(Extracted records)
>>>

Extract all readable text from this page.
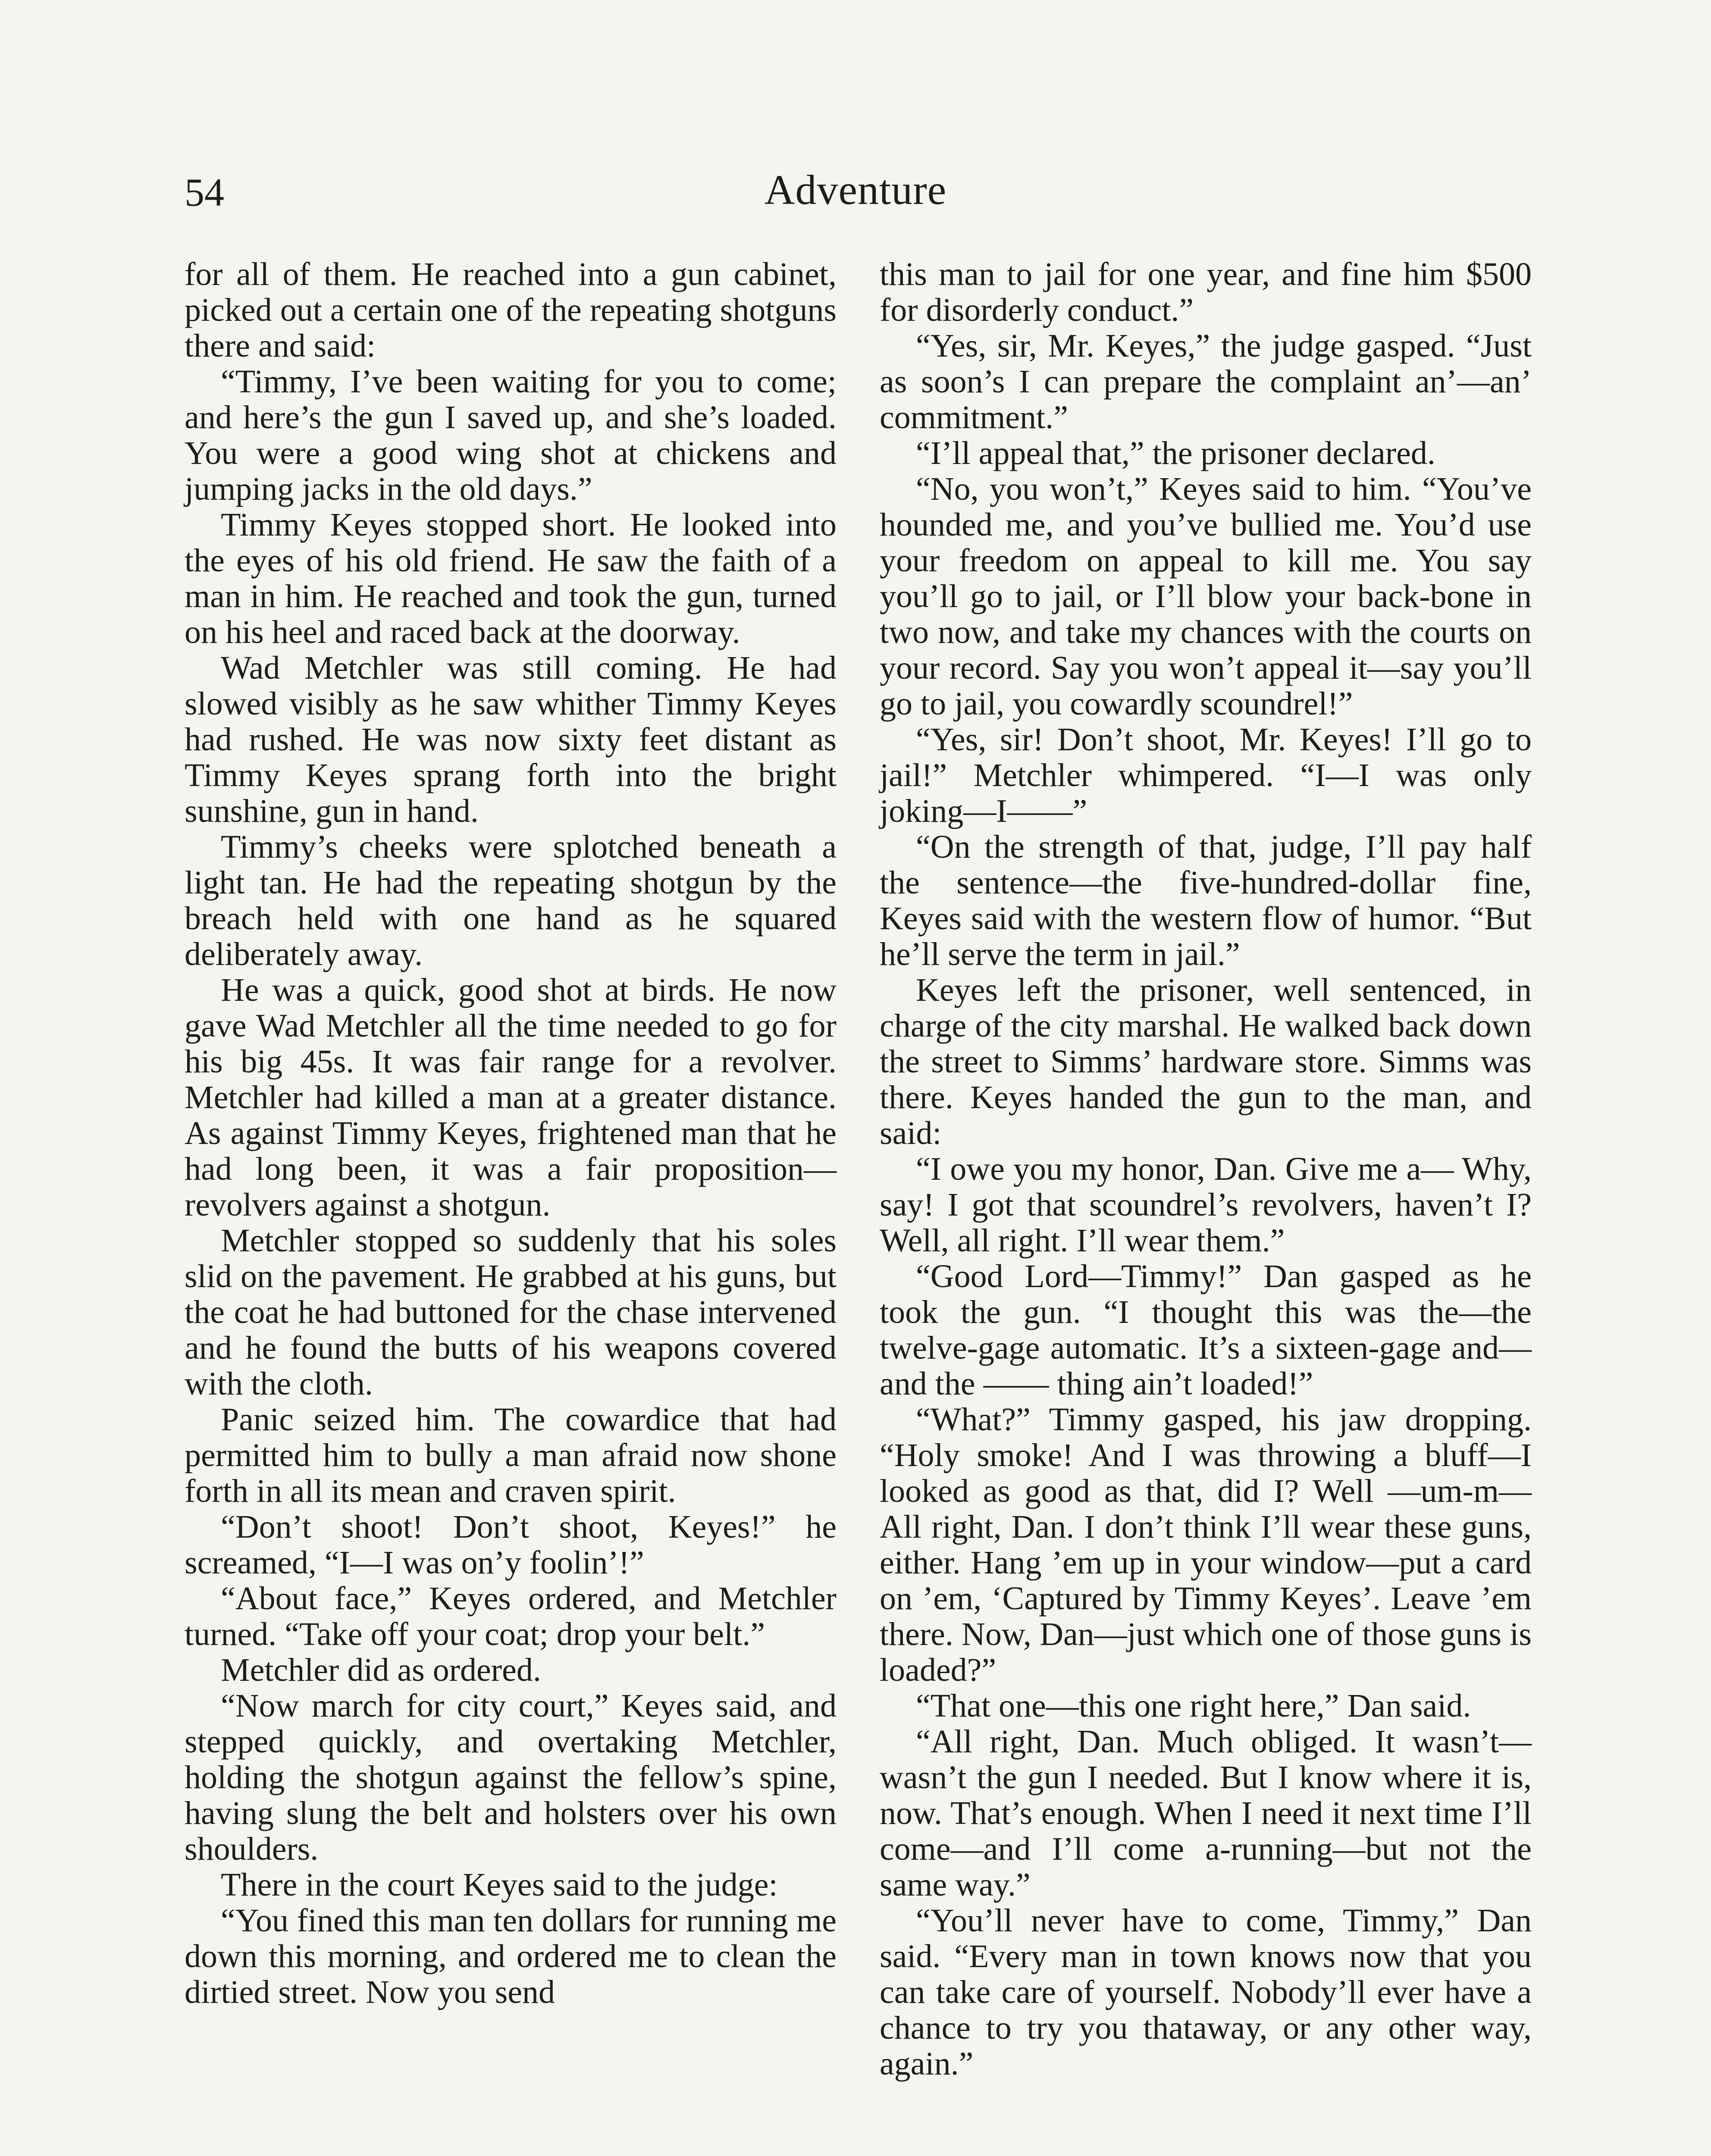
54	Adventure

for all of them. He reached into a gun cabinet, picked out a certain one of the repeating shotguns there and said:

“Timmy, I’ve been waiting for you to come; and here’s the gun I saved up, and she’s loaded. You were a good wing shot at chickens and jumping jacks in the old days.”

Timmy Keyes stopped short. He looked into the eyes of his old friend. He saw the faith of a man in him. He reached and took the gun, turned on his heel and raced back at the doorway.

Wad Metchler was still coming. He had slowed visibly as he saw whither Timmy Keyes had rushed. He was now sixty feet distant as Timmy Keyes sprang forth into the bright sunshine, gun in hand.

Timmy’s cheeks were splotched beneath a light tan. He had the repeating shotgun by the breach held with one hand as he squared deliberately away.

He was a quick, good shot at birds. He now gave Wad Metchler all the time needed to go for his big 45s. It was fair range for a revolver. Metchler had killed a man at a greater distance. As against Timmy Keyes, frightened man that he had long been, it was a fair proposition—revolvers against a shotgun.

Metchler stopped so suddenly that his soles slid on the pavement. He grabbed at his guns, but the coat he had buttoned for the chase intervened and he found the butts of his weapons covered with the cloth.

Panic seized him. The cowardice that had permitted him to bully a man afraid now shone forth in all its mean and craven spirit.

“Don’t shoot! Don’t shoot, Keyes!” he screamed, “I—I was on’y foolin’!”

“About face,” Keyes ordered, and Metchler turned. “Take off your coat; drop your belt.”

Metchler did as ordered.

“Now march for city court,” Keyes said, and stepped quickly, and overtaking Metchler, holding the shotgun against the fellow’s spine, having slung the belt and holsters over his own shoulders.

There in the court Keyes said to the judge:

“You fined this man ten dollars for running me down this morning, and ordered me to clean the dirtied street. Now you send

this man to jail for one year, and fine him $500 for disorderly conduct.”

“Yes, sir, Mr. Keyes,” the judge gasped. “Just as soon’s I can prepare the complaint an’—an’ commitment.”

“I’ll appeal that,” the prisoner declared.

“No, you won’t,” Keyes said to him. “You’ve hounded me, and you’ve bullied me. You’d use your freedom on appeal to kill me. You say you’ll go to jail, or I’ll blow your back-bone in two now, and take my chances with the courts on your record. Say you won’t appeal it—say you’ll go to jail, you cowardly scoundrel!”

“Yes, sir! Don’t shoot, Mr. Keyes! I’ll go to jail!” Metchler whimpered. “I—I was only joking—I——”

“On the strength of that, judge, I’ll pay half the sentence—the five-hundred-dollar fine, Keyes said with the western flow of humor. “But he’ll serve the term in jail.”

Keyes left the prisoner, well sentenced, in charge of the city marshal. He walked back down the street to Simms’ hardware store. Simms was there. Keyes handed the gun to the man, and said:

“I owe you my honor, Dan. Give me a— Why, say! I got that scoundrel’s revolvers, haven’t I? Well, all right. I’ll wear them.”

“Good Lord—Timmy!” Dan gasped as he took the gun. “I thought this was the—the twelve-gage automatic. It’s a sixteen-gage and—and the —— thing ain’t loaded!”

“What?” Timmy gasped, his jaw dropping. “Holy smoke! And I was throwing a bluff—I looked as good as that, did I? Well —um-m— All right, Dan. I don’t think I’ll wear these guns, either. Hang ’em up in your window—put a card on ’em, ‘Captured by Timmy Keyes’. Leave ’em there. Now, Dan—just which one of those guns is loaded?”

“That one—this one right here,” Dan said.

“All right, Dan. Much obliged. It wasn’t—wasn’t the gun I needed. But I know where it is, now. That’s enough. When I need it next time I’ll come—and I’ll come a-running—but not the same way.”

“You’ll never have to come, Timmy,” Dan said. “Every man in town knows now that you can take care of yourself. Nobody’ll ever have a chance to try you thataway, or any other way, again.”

<<<
>>>

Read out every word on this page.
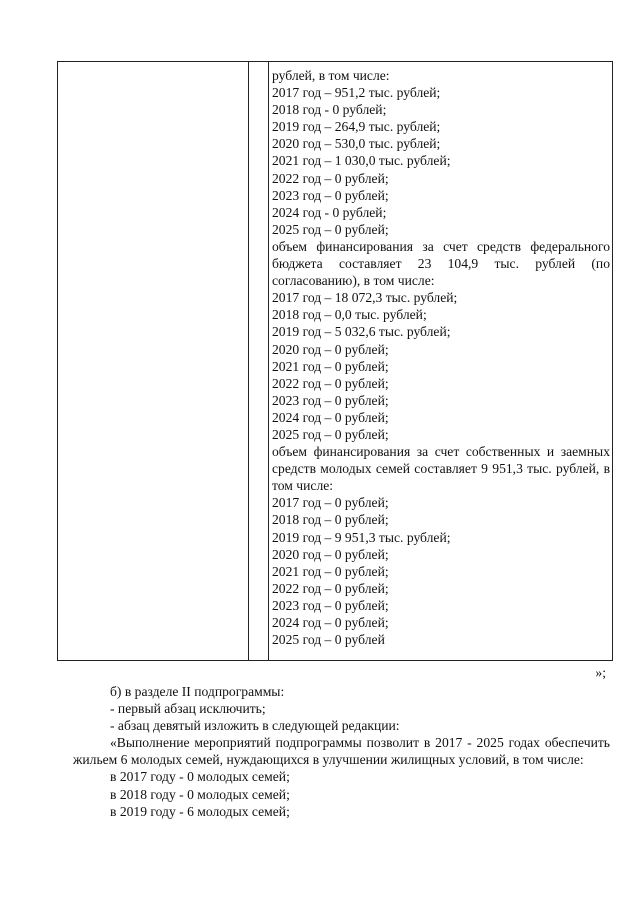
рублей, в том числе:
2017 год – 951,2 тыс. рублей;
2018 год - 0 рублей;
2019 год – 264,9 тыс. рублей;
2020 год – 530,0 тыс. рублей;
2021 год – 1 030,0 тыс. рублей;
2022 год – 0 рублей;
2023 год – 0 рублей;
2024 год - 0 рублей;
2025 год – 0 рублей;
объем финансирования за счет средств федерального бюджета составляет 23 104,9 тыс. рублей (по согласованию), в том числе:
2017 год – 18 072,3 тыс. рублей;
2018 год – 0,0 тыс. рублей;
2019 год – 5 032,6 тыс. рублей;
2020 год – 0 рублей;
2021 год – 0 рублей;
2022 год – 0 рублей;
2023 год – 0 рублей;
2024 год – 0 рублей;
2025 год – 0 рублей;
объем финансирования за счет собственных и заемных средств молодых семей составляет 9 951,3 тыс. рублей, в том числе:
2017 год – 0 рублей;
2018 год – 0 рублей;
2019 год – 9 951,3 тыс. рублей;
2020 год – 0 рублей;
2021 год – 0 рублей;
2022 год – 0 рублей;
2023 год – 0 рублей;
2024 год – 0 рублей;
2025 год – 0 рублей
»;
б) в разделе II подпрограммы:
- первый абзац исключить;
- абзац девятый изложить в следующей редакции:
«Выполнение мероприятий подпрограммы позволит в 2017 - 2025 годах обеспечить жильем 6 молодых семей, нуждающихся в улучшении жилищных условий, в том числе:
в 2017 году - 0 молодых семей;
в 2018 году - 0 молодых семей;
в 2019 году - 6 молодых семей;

<<<

Copy each line of the records above that carries the word "back".

Output of the exercise ::
Timmy Keyes stopped short. He looked into the eyes of his old friend. He saw the faith of a man in him. He reached and took the gun, turned on his heel and raced back at the doorway.
“No, you won’t,” Keyes said to him. “You’ve hounded me, and you’ve bullied me. You’d use your freedom on appeal to kill me. You say you’ll go to jail, or I’ll blow your back-bone in two now, and take my chances with the courts on your record. Say you won’t appeal it—say you’ll go to jail, you cowardly scoundrel!”
Keyes left the prisoner, well sentenced, in charge of the city marshal. He walked back down the street to Simms’ hardware store. Simms was there. Keyes handed the gun to the man, and said:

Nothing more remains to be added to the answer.